■ Items from a document page collection ■

Segment Open

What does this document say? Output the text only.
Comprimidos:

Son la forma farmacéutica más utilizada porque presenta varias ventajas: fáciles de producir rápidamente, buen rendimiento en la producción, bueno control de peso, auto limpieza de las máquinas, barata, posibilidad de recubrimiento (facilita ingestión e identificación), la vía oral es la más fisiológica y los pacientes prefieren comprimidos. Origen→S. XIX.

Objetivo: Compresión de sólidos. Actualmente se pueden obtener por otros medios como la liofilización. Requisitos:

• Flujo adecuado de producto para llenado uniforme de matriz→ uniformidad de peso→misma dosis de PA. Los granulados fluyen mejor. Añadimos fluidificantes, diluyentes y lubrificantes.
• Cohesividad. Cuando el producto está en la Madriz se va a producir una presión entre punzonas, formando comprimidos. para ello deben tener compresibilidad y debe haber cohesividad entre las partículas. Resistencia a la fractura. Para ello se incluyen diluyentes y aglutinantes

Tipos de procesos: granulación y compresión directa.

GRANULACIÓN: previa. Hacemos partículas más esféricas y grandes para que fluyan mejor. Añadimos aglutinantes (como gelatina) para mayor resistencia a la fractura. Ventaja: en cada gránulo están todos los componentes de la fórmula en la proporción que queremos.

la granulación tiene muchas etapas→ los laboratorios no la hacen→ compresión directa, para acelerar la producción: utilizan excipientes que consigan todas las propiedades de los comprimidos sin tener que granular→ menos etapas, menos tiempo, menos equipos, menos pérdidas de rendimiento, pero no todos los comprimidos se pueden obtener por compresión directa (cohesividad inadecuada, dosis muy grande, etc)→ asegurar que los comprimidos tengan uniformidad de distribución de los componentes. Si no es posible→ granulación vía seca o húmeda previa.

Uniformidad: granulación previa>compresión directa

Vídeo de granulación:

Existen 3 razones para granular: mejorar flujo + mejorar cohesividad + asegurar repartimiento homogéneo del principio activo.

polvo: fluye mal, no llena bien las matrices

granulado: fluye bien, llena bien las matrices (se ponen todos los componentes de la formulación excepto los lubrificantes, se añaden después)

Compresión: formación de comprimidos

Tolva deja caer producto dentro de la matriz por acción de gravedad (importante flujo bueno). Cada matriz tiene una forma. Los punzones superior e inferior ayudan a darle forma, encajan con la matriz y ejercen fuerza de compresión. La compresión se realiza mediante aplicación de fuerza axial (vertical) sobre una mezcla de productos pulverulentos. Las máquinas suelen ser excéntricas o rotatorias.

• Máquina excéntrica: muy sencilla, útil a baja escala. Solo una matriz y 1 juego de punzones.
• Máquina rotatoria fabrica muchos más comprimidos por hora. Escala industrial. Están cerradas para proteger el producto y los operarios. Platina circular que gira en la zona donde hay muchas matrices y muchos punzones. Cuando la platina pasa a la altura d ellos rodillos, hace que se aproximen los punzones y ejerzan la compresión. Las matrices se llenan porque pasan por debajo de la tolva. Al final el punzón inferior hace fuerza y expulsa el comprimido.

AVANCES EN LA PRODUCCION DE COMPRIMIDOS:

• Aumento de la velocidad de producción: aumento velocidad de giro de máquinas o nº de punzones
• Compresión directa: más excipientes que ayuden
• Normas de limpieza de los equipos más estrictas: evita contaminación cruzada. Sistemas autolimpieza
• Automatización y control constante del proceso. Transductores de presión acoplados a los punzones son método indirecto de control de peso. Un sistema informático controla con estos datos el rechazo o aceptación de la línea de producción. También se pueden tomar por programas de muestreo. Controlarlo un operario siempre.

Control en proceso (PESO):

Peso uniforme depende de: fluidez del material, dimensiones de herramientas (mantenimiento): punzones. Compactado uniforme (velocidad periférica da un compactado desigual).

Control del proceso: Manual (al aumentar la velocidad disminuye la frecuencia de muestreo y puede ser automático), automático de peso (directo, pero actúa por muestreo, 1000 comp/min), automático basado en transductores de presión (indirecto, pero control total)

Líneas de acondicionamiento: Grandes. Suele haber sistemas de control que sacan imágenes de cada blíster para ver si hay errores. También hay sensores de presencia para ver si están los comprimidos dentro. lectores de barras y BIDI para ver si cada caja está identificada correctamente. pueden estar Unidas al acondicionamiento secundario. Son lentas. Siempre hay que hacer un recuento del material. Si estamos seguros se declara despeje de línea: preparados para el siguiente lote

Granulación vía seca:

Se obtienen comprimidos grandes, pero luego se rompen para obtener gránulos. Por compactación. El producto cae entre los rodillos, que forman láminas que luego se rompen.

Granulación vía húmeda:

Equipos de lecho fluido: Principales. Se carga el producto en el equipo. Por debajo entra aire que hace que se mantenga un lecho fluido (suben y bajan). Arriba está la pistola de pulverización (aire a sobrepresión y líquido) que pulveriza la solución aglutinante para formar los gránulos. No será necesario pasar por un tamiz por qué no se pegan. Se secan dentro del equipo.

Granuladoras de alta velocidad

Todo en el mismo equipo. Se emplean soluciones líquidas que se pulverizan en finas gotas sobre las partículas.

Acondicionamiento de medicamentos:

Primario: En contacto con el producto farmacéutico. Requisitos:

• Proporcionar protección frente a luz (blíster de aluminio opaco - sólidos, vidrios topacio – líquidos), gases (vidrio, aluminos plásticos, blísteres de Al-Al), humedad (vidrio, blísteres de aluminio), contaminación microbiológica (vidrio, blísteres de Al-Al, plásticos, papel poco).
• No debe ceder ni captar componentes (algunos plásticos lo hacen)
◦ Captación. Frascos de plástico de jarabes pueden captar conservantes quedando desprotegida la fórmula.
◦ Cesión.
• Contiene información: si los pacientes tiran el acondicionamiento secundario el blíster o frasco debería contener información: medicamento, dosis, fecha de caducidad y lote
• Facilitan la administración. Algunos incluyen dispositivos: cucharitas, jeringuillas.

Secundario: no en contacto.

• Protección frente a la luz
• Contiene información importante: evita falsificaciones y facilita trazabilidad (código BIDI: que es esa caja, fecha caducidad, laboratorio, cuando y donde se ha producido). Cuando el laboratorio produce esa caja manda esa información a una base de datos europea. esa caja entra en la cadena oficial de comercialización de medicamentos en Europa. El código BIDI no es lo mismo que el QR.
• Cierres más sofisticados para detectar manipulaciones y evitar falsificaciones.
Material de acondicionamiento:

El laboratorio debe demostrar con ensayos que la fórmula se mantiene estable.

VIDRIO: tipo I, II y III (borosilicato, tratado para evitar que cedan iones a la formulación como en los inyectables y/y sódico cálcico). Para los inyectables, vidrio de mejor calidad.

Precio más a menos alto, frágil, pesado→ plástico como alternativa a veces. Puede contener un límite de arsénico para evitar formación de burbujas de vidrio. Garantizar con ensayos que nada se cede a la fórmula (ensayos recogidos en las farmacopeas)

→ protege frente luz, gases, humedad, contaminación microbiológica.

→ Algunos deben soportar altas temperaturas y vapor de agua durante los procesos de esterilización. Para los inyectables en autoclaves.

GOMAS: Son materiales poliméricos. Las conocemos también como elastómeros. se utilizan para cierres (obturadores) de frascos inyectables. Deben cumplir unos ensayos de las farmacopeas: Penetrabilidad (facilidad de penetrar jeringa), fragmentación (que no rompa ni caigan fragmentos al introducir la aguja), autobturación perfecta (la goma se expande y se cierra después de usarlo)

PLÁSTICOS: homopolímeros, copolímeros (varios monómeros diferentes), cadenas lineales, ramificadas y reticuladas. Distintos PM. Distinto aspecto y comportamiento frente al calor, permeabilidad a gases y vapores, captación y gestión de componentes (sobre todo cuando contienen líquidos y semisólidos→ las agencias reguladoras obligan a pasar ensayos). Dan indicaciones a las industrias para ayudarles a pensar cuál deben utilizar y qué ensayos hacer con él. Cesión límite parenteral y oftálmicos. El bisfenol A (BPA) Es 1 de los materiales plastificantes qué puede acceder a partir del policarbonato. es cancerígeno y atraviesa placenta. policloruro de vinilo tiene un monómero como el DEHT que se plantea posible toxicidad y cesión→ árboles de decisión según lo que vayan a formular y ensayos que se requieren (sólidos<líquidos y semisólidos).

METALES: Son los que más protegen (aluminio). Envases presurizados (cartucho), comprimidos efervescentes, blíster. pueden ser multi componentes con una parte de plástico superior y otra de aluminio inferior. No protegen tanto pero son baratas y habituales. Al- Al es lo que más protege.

Segment Closed

■ Work item ■
Show the lines in the entries above that include the string "partículas".

■ Answer to this task ■
• Cohesividad. Cuando el producto está en la Madriz se va a producir una presión entre punzonas, formando comprimidos. para ello deben tener compresibilidad y debe haber cohesividad entre las partículas. Resistencia a la fractura. Para ello se incluyen diluyentes y aglutinantes
GRANULACIÓN: previa. Hacemos partículas más esféricas y grandes para que fluyan mejor. Añadimos aglutinantes (como gelatina) para mayor resistencia a la fractura. Ventaja: en cada gránulo están todos los componentes de la fórmula en la proporción que queremos.
Todo en el mismo equipo. Se emplean soluciones líquidas que se pulverizan en finas gotas sobre las partículas.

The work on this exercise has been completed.